EXERCISE BRIEF: Set down each line of the material that follows, exactly, with no pictures.

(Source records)
▼▼▼

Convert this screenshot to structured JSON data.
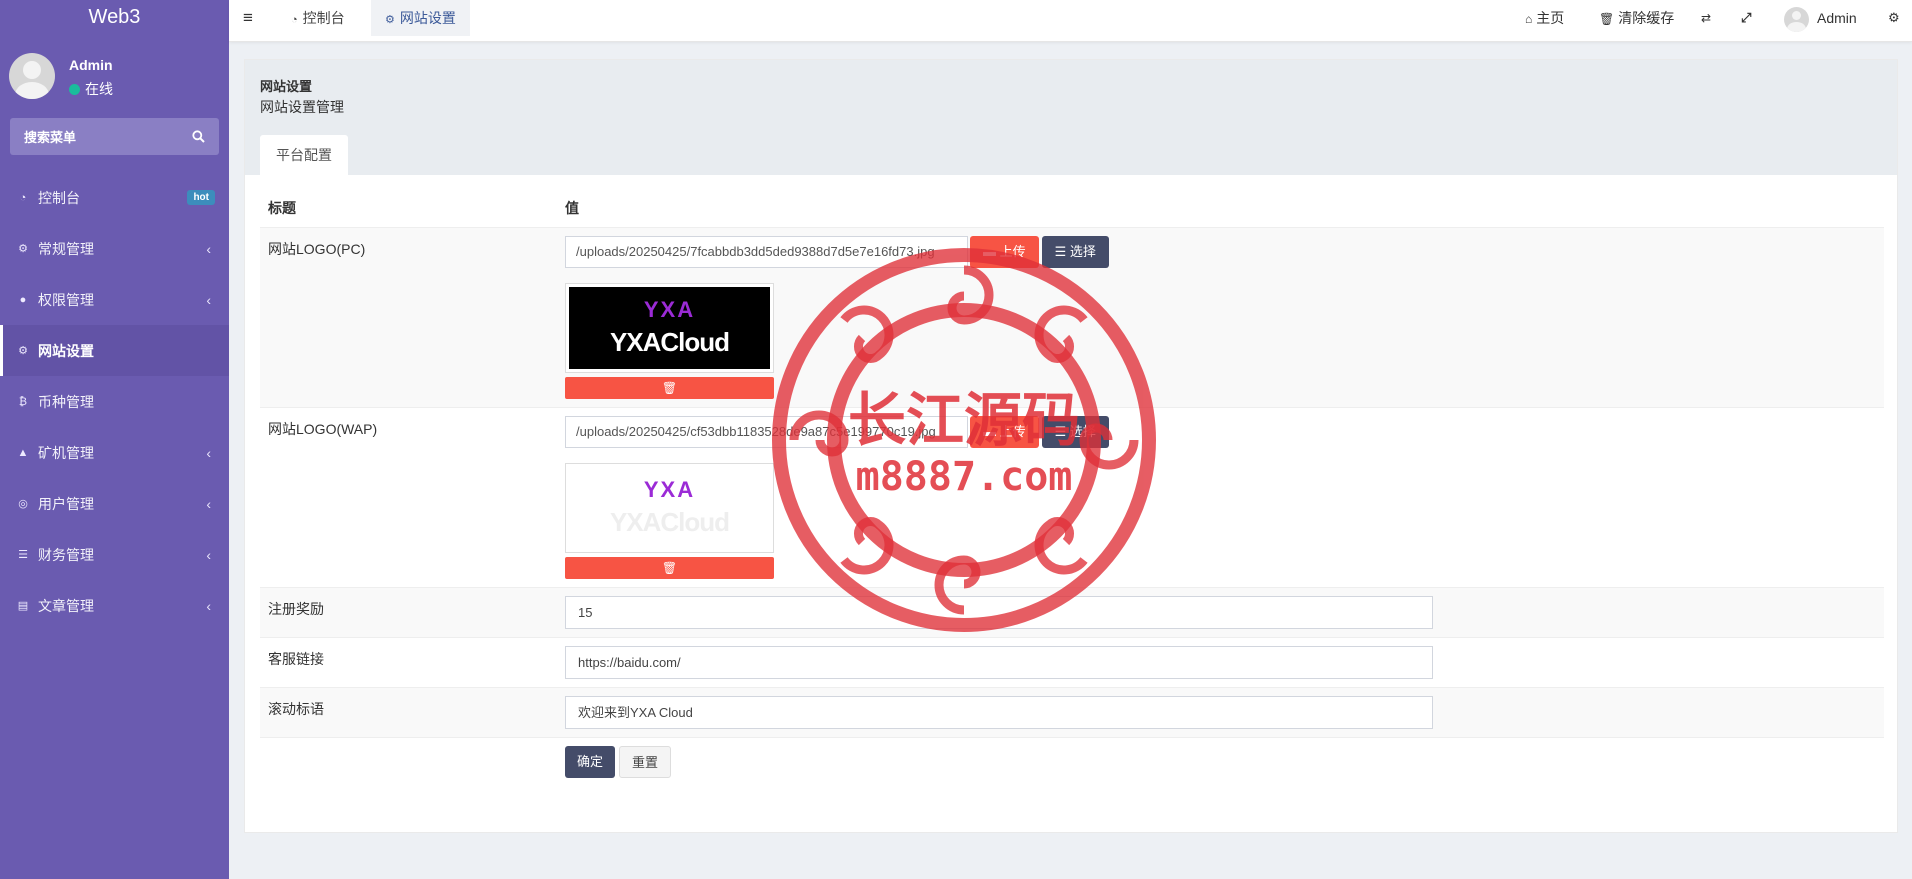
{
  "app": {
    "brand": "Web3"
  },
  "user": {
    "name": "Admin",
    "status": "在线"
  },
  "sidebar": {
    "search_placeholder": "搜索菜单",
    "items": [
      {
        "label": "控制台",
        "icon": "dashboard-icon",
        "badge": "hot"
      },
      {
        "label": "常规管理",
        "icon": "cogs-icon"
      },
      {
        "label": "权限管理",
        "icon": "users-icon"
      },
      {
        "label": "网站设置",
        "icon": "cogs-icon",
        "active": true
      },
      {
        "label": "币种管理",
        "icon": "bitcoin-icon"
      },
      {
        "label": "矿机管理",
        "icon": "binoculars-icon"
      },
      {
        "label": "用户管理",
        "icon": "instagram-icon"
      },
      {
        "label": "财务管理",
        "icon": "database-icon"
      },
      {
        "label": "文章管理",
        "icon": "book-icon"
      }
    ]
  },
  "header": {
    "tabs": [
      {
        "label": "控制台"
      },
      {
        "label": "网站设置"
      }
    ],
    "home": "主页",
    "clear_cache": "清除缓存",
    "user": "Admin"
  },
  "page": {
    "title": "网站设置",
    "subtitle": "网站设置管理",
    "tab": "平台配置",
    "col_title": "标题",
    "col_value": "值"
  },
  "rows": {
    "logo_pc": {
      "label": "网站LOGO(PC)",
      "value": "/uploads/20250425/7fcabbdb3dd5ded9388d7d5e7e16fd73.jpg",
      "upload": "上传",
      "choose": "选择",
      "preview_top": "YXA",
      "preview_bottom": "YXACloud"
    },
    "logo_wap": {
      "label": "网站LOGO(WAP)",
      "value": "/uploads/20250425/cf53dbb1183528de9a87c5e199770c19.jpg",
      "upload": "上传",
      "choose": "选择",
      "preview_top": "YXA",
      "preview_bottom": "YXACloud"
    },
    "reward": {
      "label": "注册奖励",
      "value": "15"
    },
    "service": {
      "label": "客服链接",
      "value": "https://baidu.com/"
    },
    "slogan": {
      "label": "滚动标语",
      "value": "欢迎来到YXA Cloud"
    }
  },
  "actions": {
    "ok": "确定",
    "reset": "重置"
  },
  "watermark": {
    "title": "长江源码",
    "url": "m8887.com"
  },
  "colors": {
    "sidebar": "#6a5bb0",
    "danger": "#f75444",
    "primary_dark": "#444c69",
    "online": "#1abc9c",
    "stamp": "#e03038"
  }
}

▲▲▲

CORRECT RESULT:
Convert this screenshot to structured JSON data.
{
  "app": {
    "brand": "Web3"
  },
  "user": {
    "name": "Admin",
    "status": "在线"
  },
  "sidebar": {
    "search_placeholder": "搜索菜单",
    "items": [
      {
        "label": "控制台",
        "icon": "dashboard-icon",
        "badge": "hot"
      },
      {
        "label": "常规管理",
        "icon": "cogs-icon"
      },
      {
        "label": "权限管理",
        "icon": "users-icon"
      },
      {
        "label": "网站设置",
        "icon": "cogs-icon",
        "active": true
      },
      {
        "label": "币种管理",
        "icon": "bitcoin-icon"
      },
      {
        "label": "矿机管理",
        "icon": "binoculars-icon"
      },
      {
        "label": "用户管理",
        "icon": "instagram-icon"
      },
      {
        "label": "财务管理",
        "icon": "database-icon"
      },
      {
        "label": "文章管理",
        "icon": "book-icon"
      }
    ]
  },
  "header": {
    "tabs": [
      {
        "label": "控制台"
      },
      {
        "label": "网站设置"
      }
    ],
    "home": "主页",
    "clear_cache": "清除缓存",
    "user": "Admin"
  },
  "page": {
    "title": "网站设置",
    "subtitle": "网站设置管理",
    "tab": "平台配置",
    "col_title": "标题",
    "col_value": "值"
  },
  "rows": {
    "logo_pc": {
      "label": "网站LOGO(PC)",
      "value": "/uploads/20250425/7fcabbdb3dd5ded9388d7d5e7e16fd73.jpg",
      "upload": "上传",
      "choose": "选择",
      "preview_top": "YXA",
      "preview_bottom": "YXACloud"
    },
    "logo_wap": {
      "label": "网站LOGO(WAP)",
      "value": "/uploads/20250425/cf53dbb1183528de9a87c5e199770c19.jpg",
      "upload": "上传",
      "choose": "选择",
      "preview_top": "YXA",
      "preview_bottom": "YXACloud"
    },
    "reward": {
      "label": "注册奖励",
      "value": "15"
    },
    "service": {
      "label": "客服链接",
      "value": "https://baidu.com/"
    },
    "slogan": {
      "label": "滚动标语",
      "value": "欢迎来到YXA Cloud"
    }
  },
  "actions": {
    "ok": "确定",
    "reset": "重置"
  },
  "watermark": {
    "title": "长江源码",
    "url": "m8887.com"
  },
  "colors": {
    "sidebar": "#6a5bb0",
    "danger": "#f75444",
    "primary_dark": "#444c69",
    "online": "#1abc9c",
    "stamp": "#e03038"
  }
}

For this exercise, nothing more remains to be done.